▶ **Exercise directions**
Reproduce the entries exactly.

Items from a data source
** BEGIN **

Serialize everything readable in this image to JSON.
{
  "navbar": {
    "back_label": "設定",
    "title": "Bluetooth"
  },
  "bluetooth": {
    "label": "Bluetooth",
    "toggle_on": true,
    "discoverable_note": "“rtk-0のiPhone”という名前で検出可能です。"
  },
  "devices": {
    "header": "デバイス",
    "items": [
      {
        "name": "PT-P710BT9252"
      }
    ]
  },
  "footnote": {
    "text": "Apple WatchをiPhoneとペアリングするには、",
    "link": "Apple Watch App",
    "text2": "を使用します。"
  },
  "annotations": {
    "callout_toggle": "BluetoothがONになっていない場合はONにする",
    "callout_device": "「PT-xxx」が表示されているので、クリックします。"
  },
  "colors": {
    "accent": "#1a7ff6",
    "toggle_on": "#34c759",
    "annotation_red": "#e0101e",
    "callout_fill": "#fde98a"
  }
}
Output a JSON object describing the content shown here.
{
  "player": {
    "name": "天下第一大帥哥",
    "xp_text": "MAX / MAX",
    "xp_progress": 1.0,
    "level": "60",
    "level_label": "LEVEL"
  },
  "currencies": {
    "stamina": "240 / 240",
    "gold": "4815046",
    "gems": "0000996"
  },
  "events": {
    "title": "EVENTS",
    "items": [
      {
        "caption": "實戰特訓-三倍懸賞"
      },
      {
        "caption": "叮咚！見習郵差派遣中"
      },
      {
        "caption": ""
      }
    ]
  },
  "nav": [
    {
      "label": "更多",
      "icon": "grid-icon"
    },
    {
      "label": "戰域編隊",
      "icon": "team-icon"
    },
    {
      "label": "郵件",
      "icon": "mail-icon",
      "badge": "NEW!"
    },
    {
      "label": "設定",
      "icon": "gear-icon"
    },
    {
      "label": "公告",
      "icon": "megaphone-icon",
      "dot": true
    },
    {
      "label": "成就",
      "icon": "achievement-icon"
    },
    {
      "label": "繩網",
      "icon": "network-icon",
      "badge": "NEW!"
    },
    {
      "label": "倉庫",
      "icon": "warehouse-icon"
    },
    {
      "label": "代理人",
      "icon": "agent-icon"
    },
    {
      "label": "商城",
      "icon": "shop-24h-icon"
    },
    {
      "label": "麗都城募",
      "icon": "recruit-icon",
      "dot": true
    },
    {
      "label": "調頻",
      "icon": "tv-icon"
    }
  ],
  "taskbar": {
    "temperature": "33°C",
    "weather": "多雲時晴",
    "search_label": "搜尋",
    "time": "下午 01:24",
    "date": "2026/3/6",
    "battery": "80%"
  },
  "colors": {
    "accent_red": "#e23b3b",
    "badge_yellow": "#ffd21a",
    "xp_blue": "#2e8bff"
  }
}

** END **

▶ **Correct response**
Serialize everything readable in this image to JSON.
{
  "navbar": {
    "back_label": "設定",
    "title": "Bluetooth"
  },
  "bluetooth": {
    "label": "Bluetooth",
    "toggle_on": true,
    "discoverable_note": "“rtk-0のiPhone”という名前で検出可能です。"
  },
  "devices": {
    "header": "デバイス",
    "items": [
      {
        "name": "PT-P710BT9252"
      }
    ]
  },
  "footnote": {
    "text": "Apple WatchをiPhoneとペアリングするには、",
    "link": "Apple Watch App",
    "text2": "を使用します。"
  },
  "annotations": {
    "callout_toggle": "BluetoothがONになっていない場合はONにする",
    "callout_device": "「PT-xxx」が表示されているので、クリックします。"
  },
  "colors": {
    "accent": "#1a7ff6",
    "toggle_on": "#34c759",
    "annotation_red": "#e0101e",
    "callout_fill": "#fde98a"
  }
}
Output a JSON object describing the content shown here.
{
  "player": {
    "name": "天下第一大帥哥",
    "xp_text": "MAX / MAX",
    "xp_progress": 1.0,
    "level": "60",
    "level_label": "LEVEL"
  },
  "currencies": {
    "stamina": "240 / 240",
    "gold": "4815046",
    "gems": "0000996"
  },
  "events": {
    "title": "EVENTS",
    "items": [
      {
        "caption": "實戰特訓-三倍懸賞"
      },
      {
        "caption": "叮咚！見習郵差派遣中"
      },
      {
        "caption": ""
      }
    ]
  },
  "nav": [
    {
      "label": "更多",
      "icon": "grid-icon"
    },
    {
      "label": "戰域編隊",
      "icon": "team-icon"
    },
    {
      "label": "郵件",
      "icon": "mail-icon",
      "badge": "NEW!"
    },
    {
      "label": "設定",
      "icon": "gear-icon"
    },
    {
      "label": "公告",
      "icon": "megaphone-icon",
      "dot": true
    },
    {
      "label": "成就",
      "icon": "achievement-icon"
    },
    {
      "label": "繩網",
      "icon": "network-icon",
      "badge": "NEW!"
    },
    {
      "label": "倉庫",
      "icon": "warehouse-icon"
    },
    {
      "label": "代理人",
      "icon": "agent-icon"
    },
    {
      "label": "商城",
      "icon": "shop-24h-icon"
    },
    {
      "label": "麗都城募",
      "icon": "recruit-icon",
      "dot": true
    },
    {
      "label": "調頻",
      "icon": "tv-icon"
    }
  ],
  "taskbar": {
    "temperature": "33°C",
    "weather": "多雲時晴",
    "search_label": "搜尋",
    "time": "下午 01:24",
    "date": "2026/3/6",
    "battery": "80%"
  },
  "colors": {
    "accent_red": "#e23b3b",
    "badge_yellow": "#ffd21a",
    "xp_blue": "#2e8bff"
  }
}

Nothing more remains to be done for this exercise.